課題の目的 →
映画『ナイアド』の紹介文を読んで、次の問いに答えなさい。
(a) ダイアナ・ナイアドが海を泳いで渡ったのは何歳のときか。
(b) 監督の夫婦がアカデミー賞長編ドキュメンタリー映画賞を受賞した作品は何か。
(c) ジョディ・フォスターはこの作品でどの役を演じているか。

対象の文章 →
------------

アカデミー賞2部門ノミネートの『ナイアド〜その決意は海を越える〜』
「対岸へ。オーシャンスイム史上最大の挑戦」という史上最長、50時間以上も一睡もせずに、海を泳いで渡った64歳のアメリカ人ダイアナ・ナイアドの自伝本をもとに映画化されたのがこの作品。監督は、これまでアカデミー賞長編ドキュメンタリー映画賞を『フリーソロ』(2018)で受賞するなど、冒険スポーツ・ドキュメンタリー映画で有名なエリザベス・チャイ・ヴァサルヘリィとジミー・チャンの夫婦。今回、初の実写監督デビューを果たしている。64歳のナイアドには、過去にできなかった夢を果たしたいという願望があった。その夢を実現するために必要だったのは自己の決意と体力のほかに、自らのとんでもない挑戦を信じてサポートしてくれる友人。想像を絶する海域を泳いで渡りたいというナイアドの夢は、いつしか、チーム全員の夢となって、ナイアドのど根性に突き動かされていくのである。
主演は名女優アネット・ベニング。これまで『アメリカン・ビューティ』(1999) や『キッズ・オールライト』(2010)などの演技も魅力的だったが、今作では同じ女優だろうかと思うほどに、体つきまでスイマーとなった役作りが見どころである。彼女の一番の理解者を演じるのが、現在、全米大ヒット中の配信ドラマシリーズ「TRUE DETECTIVEトゥルー・ディテクティブ」シーズン4で、クールな女性警官役で主演し、久しぶりに人気急上昇のジョディ・フォスター。14歳の子役スターとして、マーティン・スコセッシ監督作品『タクシードライバー』(1976) に出演して以来、『羊たちの沈黙』(1991) など映画全盛期に一世風靡した女優の代表格である。この作品では、年齢に関係なく夢を追いかけるナイアドをただ1人サポートするコーチ/ 親友ボニー・ストール役を演じている。見ているだけでも想像を絶する過酷な海面シーンで、息の合った演技を見せるベテラン女優2人。
AP通信が行ったインタビューでは、この映画が、体力の限界と自然界とのバランスを受け入れ、自ら可能な限界を熟知しつつも、最後まで戦うことをやめない人間の生き様はすばらしいと語る、伝記映画に体当たりした女優2人の裏話が視聴できる。

------------

データの内容 →
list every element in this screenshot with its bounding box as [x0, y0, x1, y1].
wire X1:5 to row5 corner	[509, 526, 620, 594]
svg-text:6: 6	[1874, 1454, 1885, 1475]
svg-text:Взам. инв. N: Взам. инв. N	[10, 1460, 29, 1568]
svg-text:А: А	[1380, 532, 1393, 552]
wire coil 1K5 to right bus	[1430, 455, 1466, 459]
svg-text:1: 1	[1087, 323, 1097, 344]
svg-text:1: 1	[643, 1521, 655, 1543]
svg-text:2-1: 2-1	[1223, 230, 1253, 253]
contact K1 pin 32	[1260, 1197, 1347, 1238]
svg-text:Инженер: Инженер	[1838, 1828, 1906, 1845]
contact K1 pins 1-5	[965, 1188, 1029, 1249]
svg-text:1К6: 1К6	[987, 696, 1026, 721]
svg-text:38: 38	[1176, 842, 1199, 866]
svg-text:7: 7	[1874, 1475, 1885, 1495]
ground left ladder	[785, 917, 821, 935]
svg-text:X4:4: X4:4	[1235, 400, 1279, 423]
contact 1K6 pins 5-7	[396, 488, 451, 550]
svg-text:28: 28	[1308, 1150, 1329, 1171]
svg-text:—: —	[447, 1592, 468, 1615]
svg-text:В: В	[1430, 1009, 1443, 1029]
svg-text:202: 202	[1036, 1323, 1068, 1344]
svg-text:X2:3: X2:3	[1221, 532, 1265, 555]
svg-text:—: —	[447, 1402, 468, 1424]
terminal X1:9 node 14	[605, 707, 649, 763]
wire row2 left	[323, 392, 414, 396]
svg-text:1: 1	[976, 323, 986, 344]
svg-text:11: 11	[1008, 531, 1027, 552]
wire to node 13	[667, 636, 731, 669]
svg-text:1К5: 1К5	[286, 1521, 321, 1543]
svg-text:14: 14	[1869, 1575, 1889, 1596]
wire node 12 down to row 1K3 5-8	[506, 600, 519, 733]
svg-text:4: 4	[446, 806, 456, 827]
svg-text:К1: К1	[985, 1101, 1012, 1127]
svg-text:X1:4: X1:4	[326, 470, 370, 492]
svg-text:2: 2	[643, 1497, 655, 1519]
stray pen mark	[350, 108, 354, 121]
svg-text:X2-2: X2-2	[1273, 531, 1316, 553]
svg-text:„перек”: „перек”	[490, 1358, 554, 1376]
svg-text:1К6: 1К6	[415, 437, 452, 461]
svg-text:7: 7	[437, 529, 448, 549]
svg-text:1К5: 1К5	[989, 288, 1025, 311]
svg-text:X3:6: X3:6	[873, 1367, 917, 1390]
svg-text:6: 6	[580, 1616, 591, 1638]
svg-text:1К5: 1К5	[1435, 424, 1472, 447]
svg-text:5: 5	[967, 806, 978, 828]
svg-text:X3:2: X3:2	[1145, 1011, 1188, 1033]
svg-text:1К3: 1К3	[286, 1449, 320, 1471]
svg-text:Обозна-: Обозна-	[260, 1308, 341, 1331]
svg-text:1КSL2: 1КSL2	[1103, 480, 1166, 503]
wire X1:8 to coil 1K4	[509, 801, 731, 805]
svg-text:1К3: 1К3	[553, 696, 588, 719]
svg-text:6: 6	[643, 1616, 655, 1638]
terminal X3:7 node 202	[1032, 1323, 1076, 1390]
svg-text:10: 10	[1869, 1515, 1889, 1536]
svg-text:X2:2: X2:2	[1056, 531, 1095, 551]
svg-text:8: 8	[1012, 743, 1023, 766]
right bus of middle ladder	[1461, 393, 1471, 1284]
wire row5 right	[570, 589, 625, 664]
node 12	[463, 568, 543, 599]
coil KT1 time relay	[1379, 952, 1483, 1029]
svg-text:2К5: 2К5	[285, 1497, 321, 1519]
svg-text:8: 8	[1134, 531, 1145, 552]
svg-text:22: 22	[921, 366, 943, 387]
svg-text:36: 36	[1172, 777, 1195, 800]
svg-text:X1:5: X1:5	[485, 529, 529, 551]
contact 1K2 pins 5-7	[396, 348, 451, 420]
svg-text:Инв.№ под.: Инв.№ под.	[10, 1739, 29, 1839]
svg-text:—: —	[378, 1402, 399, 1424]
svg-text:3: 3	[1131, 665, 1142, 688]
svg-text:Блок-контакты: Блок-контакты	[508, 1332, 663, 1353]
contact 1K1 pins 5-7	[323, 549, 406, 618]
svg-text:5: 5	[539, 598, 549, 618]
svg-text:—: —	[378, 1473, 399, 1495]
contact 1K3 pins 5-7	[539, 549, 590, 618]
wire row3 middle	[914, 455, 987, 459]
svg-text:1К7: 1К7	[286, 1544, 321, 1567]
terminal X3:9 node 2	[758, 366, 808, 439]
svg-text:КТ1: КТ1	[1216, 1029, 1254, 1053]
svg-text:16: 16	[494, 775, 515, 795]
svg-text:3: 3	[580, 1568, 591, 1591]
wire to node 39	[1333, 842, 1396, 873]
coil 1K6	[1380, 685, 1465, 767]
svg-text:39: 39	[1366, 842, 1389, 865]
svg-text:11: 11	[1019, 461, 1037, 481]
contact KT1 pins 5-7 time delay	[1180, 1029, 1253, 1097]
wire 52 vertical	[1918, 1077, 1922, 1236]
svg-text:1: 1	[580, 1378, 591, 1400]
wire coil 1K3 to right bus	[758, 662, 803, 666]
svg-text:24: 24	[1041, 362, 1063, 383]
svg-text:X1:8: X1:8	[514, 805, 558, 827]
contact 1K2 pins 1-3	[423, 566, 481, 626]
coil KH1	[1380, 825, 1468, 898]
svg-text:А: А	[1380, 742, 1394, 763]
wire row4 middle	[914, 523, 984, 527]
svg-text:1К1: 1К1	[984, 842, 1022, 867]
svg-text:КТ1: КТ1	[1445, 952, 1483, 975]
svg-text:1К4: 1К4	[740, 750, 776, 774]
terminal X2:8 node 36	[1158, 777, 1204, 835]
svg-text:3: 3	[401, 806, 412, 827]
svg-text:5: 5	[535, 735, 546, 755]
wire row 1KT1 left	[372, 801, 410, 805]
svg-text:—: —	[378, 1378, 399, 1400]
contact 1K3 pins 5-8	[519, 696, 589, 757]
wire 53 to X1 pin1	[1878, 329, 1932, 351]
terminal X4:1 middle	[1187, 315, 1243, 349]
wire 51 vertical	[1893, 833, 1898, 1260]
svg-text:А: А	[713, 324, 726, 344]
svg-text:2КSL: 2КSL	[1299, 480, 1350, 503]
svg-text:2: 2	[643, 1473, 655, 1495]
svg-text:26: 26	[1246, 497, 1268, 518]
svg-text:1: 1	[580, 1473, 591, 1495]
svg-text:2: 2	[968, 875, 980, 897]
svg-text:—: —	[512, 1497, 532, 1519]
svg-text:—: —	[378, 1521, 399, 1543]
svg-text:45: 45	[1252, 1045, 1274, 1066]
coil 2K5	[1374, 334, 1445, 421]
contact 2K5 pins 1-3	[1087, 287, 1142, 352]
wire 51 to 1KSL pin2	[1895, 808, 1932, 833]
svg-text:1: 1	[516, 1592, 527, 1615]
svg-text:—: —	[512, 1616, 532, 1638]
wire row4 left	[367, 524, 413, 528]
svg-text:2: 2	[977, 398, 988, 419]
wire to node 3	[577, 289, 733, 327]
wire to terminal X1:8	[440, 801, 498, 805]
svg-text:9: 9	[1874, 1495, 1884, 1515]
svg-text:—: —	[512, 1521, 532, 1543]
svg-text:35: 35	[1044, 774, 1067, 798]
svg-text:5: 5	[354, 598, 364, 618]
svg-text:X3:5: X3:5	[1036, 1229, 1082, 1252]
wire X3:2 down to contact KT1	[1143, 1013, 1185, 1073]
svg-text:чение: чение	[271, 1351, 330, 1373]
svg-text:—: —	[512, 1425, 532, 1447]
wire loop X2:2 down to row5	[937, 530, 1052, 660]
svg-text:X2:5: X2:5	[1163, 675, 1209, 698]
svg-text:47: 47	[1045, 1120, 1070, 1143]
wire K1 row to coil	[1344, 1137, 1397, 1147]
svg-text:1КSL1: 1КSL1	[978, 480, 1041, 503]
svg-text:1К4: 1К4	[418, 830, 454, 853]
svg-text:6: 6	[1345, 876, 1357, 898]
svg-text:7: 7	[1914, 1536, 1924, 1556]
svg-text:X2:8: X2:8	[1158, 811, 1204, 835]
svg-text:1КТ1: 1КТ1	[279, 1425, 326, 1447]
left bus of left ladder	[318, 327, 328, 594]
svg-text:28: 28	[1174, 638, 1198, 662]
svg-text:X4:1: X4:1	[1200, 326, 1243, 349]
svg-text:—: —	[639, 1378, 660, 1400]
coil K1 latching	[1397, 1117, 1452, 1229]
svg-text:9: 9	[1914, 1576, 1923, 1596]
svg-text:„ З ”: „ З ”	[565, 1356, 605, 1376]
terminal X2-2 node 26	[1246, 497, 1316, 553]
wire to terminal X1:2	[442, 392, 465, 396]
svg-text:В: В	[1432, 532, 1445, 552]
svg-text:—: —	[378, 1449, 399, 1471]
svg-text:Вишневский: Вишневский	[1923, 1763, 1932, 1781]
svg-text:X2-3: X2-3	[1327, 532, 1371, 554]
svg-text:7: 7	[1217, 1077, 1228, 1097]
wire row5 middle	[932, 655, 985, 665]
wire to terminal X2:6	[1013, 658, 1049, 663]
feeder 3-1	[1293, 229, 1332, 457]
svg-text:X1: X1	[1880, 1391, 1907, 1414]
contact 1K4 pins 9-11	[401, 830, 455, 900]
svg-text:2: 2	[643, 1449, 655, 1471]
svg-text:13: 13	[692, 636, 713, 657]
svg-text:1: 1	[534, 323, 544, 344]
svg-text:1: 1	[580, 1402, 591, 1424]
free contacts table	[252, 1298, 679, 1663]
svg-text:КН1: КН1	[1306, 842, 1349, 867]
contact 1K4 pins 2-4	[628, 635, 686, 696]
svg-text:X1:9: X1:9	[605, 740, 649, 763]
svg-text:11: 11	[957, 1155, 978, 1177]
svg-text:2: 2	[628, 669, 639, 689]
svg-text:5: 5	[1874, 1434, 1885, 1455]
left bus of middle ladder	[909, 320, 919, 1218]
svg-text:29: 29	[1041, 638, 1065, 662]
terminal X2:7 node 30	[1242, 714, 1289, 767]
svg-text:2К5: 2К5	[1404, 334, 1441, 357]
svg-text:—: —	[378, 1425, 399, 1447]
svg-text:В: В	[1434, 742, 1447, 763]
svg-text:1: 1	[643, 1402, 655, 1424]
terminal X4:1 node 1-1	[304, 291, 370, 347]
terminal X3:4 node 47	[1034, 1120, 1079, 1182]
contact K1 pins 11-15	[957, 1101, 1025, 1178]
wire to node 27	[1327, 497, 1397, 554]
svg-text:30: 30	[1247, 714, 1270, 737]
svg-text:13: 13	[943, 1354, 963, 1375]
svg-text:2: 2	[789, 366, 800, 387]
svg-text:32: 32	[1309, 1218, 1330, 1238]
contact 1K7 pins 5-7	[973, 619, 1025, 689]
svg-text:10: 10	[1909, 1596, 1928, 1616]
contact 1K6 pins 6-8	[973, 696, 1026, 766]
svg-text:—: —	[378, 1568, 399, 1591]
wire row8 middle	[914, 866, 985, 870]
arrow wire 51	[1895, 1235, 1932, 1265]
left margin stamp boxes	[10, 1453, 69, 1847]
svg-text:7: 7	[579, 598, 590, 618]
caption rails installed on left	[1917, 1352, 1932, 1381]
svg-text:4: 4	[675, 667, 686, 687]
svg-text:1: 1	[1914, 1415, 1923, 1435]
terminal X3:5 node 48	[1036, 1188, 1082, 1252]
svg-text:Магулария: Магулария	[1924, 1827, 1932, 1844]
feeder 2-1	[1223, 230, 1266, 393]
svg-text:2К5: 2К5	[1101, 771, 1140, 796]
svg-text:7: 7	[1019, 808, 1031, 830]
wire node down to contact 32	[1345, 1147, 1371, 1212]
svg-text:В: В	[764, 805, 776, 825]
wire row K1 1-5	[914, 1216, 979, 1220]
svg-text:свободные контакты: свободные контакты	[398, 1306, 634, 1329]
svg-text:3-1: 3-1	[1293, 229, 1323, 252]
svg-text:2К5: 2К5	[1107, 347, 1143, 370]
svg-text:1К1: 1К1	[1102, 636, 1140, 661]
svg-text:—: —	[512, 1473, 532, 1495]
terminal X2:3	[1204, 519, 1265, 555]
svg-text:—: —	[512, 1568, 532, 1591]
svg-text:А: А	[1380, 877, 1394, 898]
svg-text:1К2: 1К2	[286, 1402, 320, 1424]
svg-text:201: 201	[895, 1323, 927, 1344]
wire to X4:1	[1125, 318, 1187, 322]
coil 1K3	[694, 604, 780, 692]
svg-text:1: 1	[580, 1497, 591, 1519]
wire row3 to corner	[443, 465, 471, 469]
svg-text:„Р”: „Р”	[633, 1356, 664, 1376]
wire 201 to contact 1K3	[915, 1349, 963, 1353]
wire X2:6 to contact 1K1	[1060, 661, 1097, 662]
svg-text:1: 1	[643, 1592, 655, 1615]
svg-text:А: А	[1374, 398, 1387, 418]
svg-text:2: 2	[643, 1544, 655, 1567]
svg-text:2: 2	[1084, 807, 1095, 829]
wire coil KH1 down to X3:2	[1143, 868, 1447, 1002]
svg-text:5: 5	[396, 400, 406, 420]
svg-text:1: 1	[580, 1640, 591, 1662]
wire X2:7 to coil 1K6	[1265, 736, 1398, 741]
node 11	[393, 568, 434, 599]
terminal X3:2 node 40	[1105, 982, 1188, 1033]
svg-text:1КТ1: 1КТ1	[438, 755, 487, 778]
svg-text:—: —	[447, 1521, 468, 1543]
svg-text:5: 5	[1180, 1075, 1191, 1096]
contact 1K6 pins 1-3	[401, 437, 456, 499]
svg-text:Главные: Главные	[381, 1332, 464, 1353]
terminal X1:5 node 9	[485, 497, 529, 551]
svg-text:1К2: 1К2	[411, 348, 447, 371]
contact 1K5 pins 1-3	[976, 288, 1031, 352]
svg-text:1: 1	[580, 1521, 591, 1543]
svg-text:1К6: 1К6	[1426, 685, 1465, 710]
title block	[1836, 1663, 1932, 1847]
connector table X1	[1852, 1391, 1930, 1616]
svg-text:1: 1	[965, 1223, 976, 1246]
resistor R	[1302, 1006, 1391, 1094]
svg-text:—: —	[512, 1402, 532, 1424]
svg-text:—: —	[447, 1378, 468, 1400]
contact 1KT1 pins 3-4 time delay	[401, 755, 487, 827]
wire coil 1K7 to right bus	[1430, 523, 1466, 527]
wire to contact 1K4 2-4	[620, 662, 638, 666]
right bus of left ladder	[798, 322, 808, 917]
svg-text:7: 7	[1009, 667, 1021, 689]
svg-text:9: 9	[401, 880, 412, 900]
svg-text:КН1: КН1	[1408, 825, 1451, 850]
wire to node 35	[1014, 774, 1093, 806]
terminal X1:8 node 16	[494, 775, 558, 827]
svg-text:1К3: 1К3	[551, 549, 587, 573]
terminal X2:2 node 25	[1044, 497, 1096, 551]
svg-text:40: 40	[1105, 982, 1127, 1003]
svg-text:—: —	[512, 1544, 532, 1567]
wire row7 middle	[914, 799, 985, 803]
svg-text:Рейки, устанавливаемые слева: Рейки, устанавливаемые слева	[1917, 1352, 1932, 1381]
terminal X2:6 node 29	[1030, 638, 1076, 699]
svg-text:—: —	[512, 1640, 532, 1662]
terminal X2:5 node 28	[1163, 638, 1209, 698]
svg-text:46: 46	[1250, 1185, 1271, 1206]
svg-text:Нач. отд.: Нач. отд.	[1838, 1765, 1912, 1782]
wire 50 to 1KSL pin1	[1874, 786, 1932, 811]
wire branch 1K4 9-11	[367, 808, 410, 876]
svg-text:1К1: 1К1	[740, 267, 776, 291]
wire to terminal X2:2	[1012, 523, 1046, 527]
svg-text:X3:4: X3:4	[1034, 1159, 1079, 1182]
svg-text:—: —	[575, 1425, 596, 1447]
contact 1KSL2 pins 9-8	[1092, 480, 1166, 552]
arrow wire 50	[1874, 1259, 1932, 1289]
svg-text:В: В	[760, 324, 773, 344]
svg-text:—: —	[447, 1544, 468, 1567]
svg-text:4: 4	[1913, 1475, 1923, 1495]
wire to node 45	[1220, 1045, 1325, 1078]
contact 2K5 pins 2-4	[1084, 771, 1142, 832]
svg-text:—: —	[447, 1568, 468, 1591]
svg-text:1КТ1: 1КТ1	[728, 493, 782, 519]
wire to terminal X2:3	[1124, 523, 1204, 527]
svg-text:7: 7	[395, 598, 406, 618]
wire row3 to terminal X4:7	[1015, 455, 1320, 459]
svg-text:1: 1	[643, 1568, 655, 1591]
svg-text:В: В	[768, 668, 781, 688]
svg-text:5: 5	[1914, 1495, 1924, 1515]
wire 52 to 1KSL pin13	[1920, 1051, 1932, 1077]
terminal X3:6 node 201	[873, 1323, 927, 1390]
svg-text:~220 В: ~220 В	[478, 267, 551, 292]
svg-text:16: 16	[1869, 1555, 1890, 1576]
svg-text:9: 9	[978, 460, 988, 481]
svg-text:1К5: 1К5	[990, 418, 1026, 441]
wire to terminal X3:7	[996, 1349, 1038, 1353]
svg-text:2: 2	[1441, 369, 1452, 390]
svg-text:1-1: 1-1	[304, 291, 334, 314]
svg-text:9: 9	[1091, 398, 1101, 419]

------------

解答 →
(a) 64歳
(b) 『フリーソロ』(2018)
(c) ナイアドをただ1人サポートするコーチ/親友ボニー・ストール